• _Material_
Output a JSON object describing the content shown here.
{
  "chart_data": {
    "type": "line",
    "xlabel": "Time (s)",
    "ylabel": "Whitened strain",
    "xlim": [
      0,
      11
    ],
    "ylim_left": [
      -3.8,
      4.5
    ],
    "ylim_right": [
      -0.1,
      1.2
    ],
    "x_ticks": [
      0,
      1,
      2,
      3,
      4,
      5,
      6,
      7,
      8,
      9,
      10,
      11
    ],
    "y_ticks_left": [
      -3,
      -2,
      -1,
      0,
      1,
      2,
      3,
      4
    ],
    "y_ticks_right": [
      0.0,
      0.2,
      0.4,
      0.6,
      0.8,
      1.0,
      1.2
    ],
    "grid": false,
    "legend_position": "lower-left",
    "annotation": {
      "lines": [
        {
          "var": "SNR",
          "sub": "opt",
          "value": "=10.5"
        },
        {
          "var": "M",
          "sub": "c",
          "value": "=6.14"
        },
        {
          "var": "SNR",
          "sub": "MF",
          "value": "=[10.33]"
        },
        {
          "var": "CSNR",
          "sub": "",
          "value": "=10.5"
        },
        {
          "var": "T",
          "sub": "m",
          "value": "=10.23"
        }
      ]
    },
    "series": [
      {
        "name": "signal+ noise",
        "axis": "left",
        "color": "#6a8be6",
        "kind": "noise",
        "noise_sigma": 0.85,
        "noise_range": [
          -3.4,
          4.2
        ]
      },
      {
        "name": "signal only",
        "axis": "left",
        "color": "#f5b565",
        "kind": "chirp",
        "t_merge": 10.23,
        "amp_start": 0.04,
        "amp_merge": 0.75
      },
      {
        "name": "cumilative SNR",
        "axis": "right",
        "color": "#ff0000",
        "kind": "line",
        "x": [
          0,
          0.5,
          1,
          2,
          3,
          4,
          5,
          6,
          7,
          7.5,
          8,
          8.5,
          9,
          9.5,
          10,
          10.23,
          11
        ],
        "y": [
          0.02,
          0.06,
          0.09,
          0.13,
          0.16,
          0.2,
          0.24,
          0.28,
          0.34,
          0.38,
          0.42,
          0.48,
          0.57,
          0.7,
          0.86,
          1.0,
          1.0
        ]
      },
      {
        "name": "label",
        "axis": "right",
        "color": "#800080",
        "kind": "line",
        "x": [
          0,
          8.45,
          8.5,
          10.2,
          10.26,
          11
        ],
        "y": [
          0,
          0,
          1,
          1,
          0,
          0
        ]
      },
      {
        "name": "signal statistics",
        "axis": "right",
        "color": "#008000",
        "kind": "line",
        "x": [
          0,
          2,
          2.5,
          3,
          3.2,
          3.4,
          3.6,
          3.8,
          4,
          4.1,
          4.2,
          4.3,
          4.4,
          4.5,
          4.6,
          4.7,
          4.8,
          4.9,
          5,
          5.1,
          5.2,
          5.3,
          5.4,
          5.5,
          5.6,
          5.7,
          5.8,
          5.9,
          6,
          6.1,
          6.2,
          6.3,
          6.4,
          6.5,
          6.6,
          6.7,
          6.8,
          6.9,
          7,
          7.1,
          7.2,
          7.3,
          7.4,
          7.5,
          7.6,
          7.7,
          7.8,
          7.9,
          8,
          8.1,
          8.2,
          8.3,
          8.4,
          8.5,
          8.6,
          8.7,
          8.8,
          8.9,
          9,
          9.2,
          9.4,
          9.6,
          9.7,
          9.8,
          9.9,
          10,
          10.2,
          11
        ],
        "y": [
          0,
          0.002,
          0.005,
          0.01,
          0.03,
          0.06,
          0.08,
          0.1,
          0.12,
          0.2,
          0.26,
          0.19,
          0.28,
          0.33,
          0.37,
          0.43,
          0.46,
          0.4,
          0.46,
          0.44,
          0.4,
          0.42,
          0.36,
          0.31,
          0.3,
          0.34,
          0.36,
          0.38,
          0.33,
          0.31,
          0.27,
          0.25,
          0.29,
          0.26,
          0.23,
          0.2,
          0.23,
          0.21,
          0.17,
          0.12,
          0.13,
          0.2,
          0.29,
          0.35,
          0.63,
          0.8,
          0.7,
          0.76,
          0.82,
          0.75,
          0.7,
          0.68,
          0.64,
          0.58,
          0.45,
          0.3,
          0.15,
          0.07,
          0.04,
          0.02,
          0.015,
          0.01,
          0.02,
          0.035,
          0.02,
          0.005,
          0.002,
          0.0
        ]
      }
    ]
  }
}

• _Exercise_
Look through the data and show every line containing "name".

• _Full answer_
        "name": "signal+ noise",
        "name": "signal only",
        "name": "cumilative SNR",
        "name": "label",
        "name": "signal statistics",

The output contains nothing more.